-- begin --

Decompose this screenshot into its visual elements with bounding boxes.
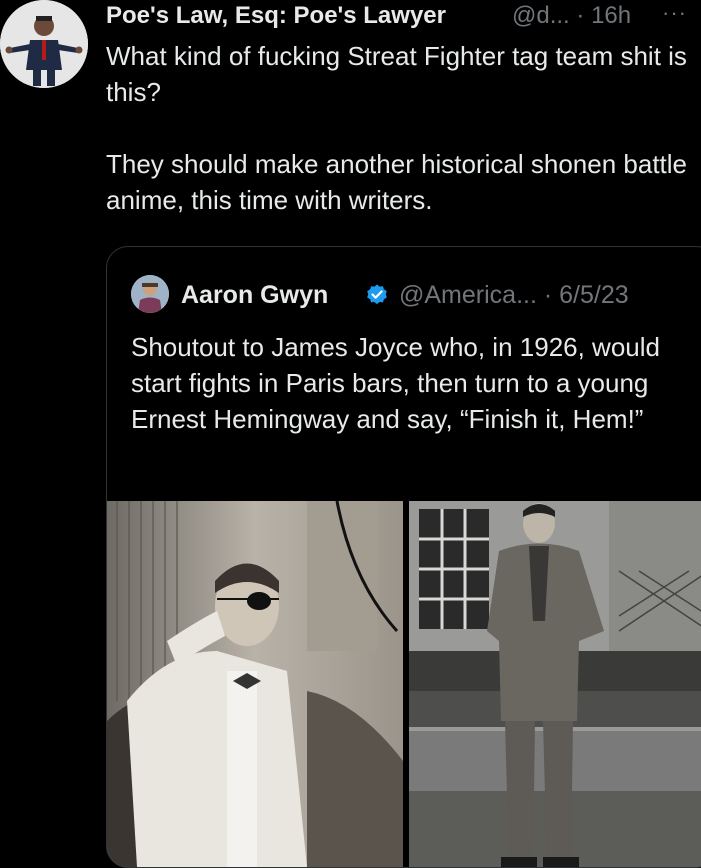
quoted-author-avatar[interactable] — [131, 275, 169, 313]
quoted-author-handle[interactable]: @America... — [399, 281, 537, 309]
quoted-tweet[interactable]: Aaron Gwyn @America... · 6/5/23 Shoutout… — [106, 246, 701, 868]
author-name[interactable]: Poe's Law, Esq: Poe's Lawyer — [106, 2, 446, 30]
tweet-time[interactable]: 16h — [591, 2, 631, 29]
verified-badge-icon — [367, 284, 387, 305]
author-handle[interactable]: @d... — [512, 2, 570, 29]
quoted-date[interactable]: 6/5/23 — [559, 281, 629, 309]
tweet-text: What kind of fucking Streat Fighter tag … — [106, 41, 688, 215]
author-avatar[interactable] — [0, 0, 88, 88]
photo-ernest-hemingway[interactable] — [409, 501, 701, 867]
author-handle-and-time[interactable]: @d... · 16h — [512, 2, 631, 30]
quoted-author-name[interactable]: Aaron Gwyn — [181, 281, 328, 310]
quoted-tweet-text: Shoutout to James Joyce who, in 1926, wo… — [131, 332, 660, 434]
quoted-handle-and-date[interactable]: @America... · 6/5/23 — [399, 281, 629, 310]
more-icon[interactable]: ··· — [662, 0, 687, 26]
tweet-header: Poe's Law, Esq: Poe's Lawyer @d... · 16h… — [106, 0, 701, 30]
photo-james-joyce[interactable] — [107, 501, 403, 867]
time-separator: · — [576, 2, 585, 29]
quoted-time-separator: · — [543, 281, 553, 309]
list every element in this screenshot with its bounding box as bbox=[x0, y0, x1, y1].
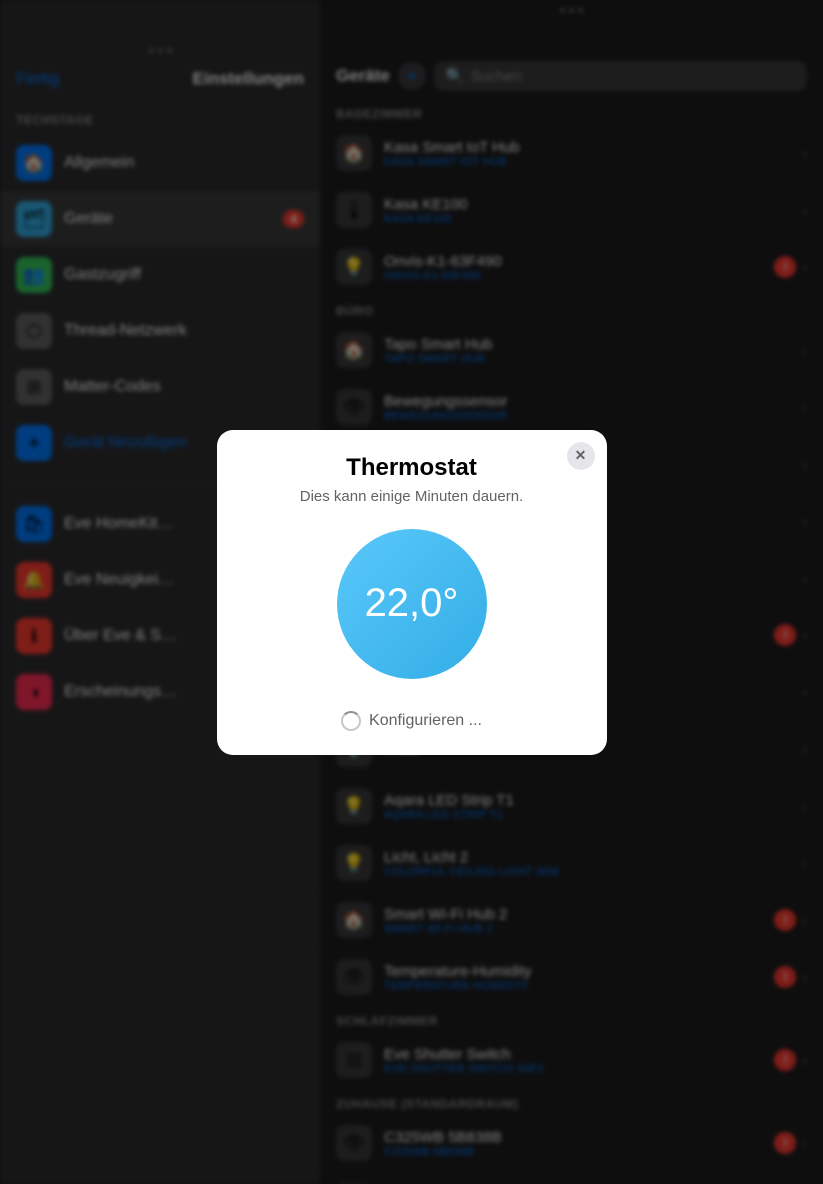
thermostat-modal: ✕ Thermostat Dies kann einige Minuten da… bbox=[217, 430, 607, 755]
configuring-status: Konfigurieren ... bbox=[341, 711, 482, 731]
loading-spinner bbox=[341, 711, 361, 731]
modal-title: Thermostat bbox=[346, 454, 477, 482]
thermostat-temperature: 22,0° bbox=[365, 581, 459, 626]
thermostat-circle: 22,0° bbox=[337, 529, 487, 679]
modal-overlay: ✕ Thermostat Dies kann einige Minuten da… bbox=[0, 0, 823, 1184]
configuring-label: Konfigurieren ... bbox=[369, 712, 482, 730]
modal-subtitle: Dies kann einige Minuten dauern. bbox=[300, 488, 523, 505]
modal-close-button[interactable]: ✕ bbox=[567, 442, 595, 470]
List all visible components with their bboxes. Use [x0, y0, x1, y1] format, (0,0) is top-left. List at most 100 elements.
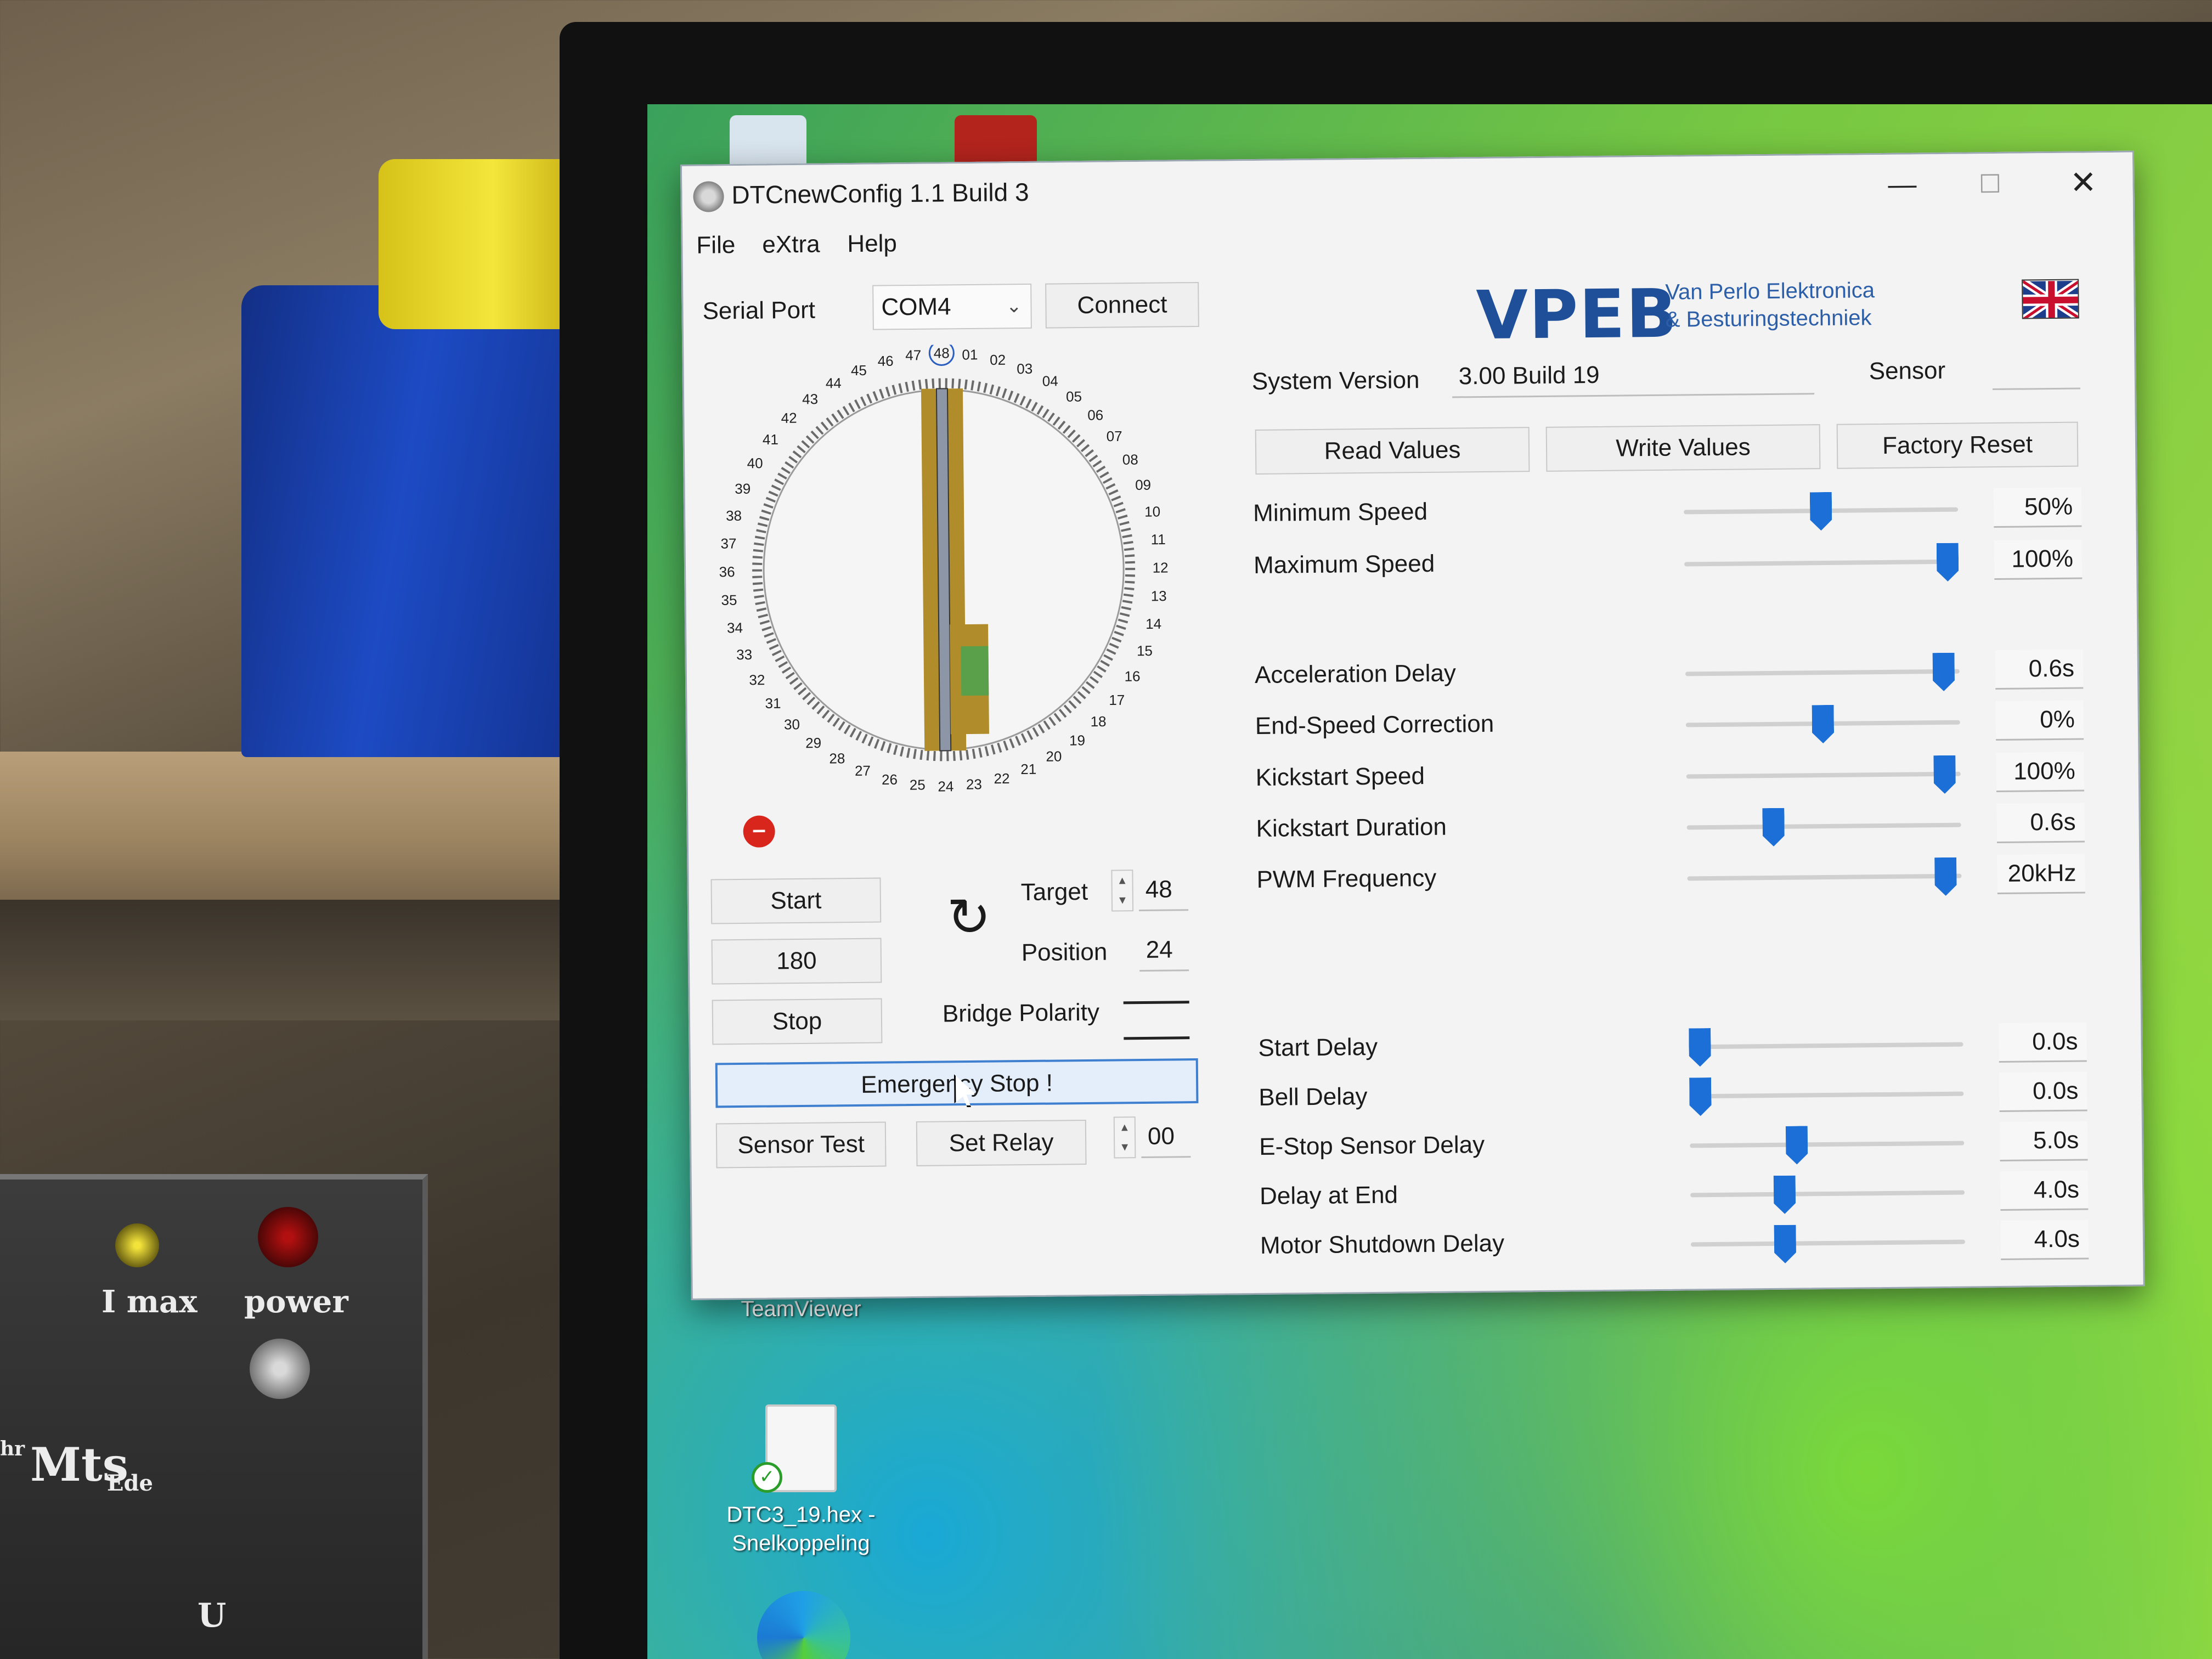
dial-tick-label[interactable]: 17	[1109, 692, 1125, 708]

-- end --

Instructions to follow:
Reproduce the lines of the listing above, from the line with "thermostat-modal: ✕ Thermostat" up to and including the line with "thermostat-circle: 22,0° bbox=[337, 529, 487, 679]".

Exercise response:
thermostat-modal: ✕ Thermostat Dies kann einige Minuten da… bbox=[217, 430, 607, 755]
configuring-status: Konfigurieren ... bbox=[341, 711, 482, 731]
loading-spinner bbox=[341, 711, 361, 731]
modal-title: Thermostat bbox=[346, 454, 477, 482]
thermostat-temperature: 22,0° bbox=[365, 581, 459, 626]
thermostat-circle: 22,0° bbox=[337, 529, 487, 679]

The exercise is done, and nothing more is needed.